**PROBLEM**
Leave out the pictures and copy everything else in the entries exactly.

[start of AVAILABLE RECORDS]

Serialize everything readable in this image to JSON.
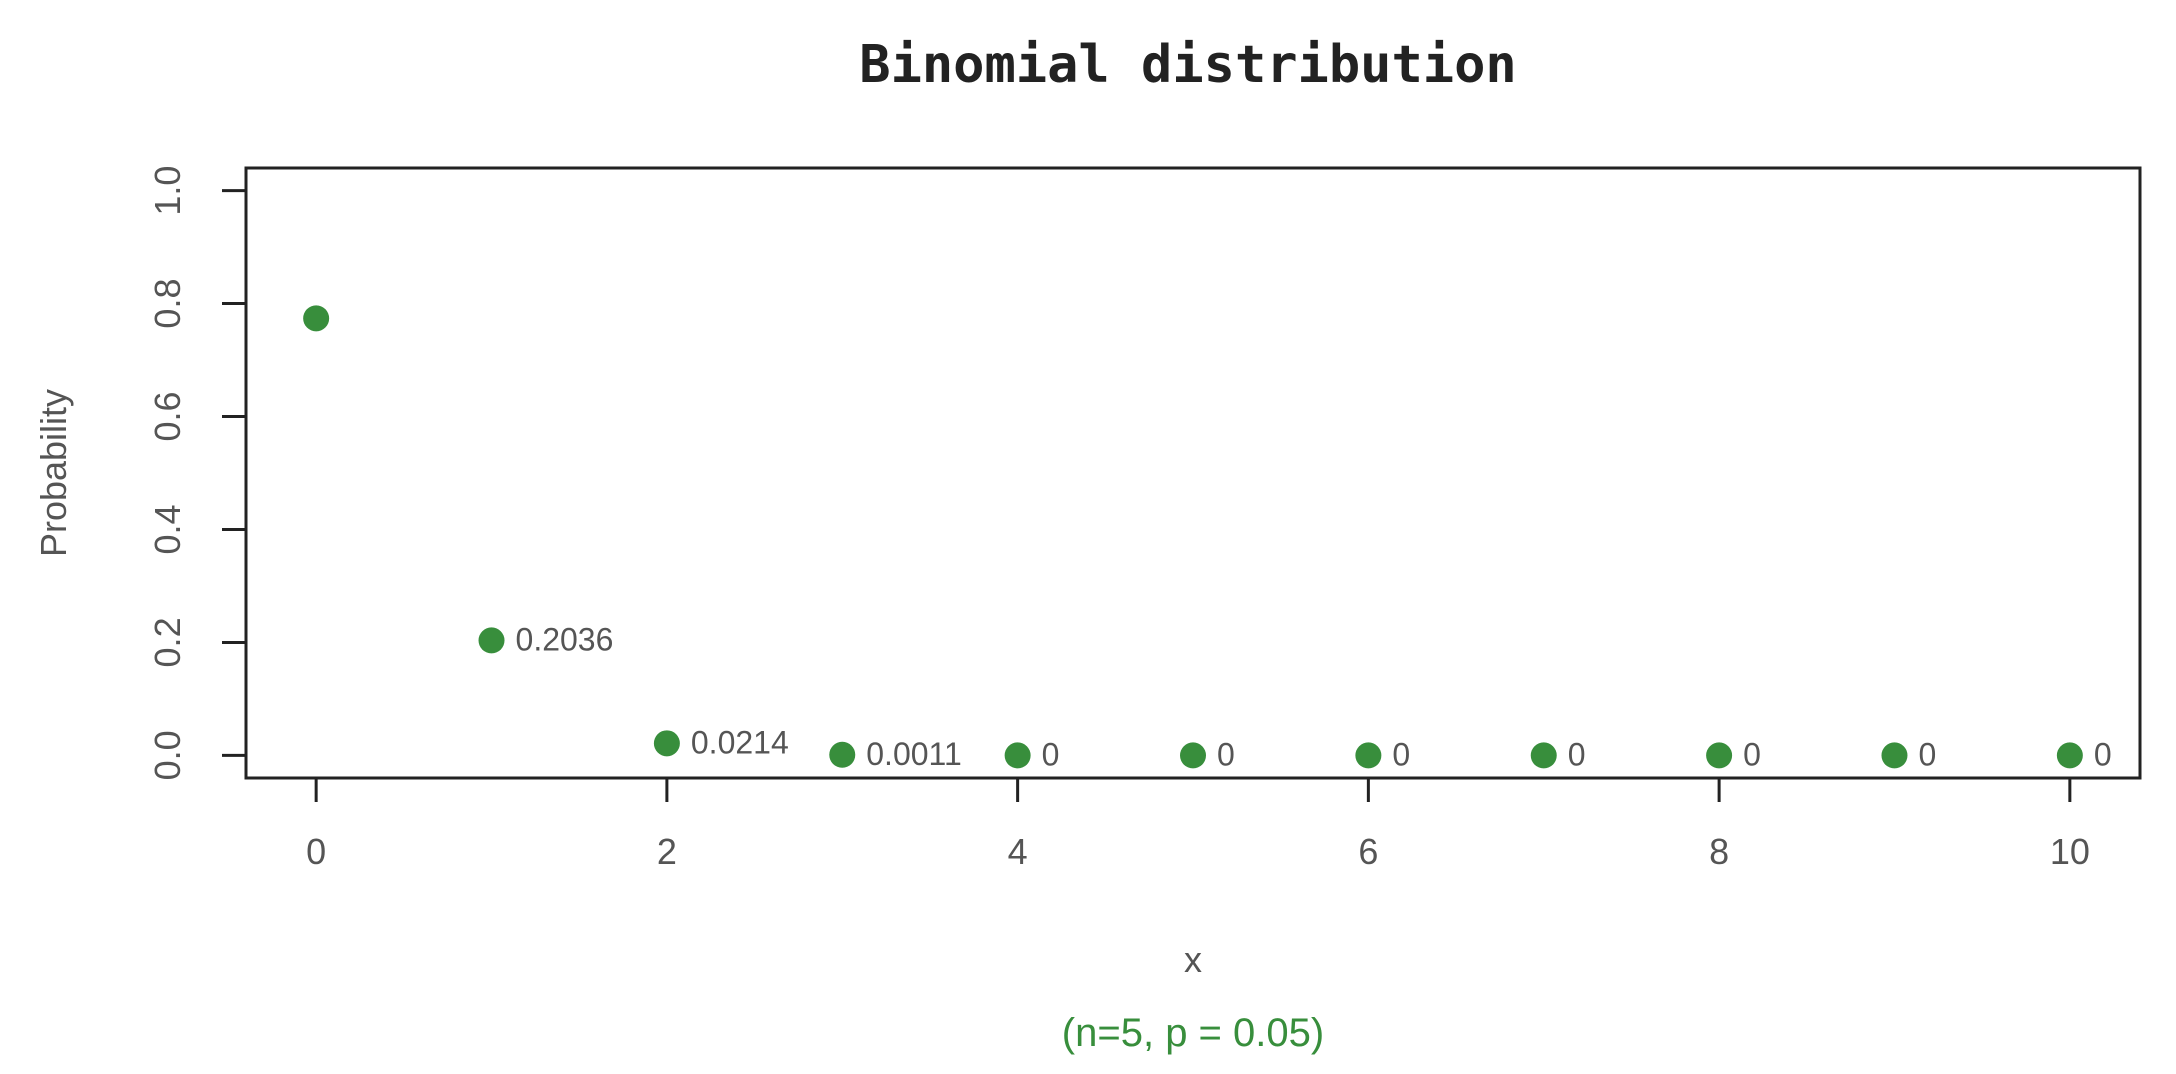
{
  "chart_data": {
    "type": "scatter",
    "title": "Binomial distribution",
    "subtitle": "(n=5, p = 0.05)",
    "xlabel": "x",
    "ylabel": "Probability",
    "xlim": [
      -0.4,
      10.4
    ],
    "ylim": [
      -0.04,
      1.04
    ],
    "x_ticks": [
      0,
      2,
      4,
      6,
      8,
      10
    ],
    "x_tick_labels": [
      "0",
      "2",
      "4",
      "6",
      "8",
      "10"
    ],
    "y_ticks": [
      0.0,
      0.2,
      0.4,
      0.6,
      0.8,
      1.0
    ],
    "y_tick_labels": [
      "0.0",
      "0.2",
      "0.4",
      "0.6",
      "0.8",
      "1.0"
    ],
    "grid": false,
    "legend": "none",
    "series": [
      {
        "x": [
          0,
          1,
          2,
          3,
          4,
          5,
          6,
          7,
          8,
          9,
          10
        ],
        "y": [
          0.7738,
          0.2036,
          0.0214,
          0.0011,
          0,
          0,
          0,
          0,
          0,
          0,
          0
        ],
        "labels": [
          "",
          "0.2036",
          "0.0214",
          "0.0011",
          "0",
          "0",
          "0",
          "0",
          "0",
          "0",
          "0"
        ]
      }
    ],
    "colors": {
      "marker": "#388E3C",
      "subtitle": "#388E3C",
      "axis": "#222222",
      "text": "#555555"
    }
  }
}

[end of AVAILABLE RECORDS]

**REPLY TO THE EXERCISE**
Serialize everything readable in this image to JSON.
{
  "chart_data": {
    "type": "scatter",
    "title": "Binomial distribution",
    "subtitle": "(n=5, p = 0.05)",
    "xlabel": "x",
    "ylabel": "Probability",
    "xlim": [
      -0.4,
      10.4
    ],
    "ylim": [
      -0.04,
      1.04
    ],
    "x_ticks": [
      0,
      2,
      4,
      6,
      8,
      10
    ],
    "x_tick_labels": [
      "0",
      "2",
      "4",
      "6",
      "8",
      "10"
    ],
    "y_ticks": [
      0.0,
      0.2,
      0.4,
      0.6,
      0.8,
      1.0
    ],
    "y_tick_labels": [
      "0.0",
      "0.2",
      "0.4",
      "0.6",
      "0.8",
      "1.0"
    ],
    "grid": false,
    "legend": "none",
    "series": [
      {
        "x": [
          0,
          1,
          2,
          3,
          4,
          5,
          6,
          7,
          8,
          9,
          10
        ],
        "y": [
          0.7738,
          0.2036,
          0.0214,
          0.0011,
          0,
          0,
          0,
          0,
          0,
          0,
          0
        ],
        "labels": [
          "",
          "0.2036",
          "0.0214",
          "0.0011",
          "0",
          "0",
          "0",
          "0",
          "0",
          "0",
          "0"
        ]
      }
    ],
    "colors": {
      "marker": "#388E3C",
      "subtitle": "#388E3C",
      "axis": "#222222",
      "text": "#555555"
    }
  }
}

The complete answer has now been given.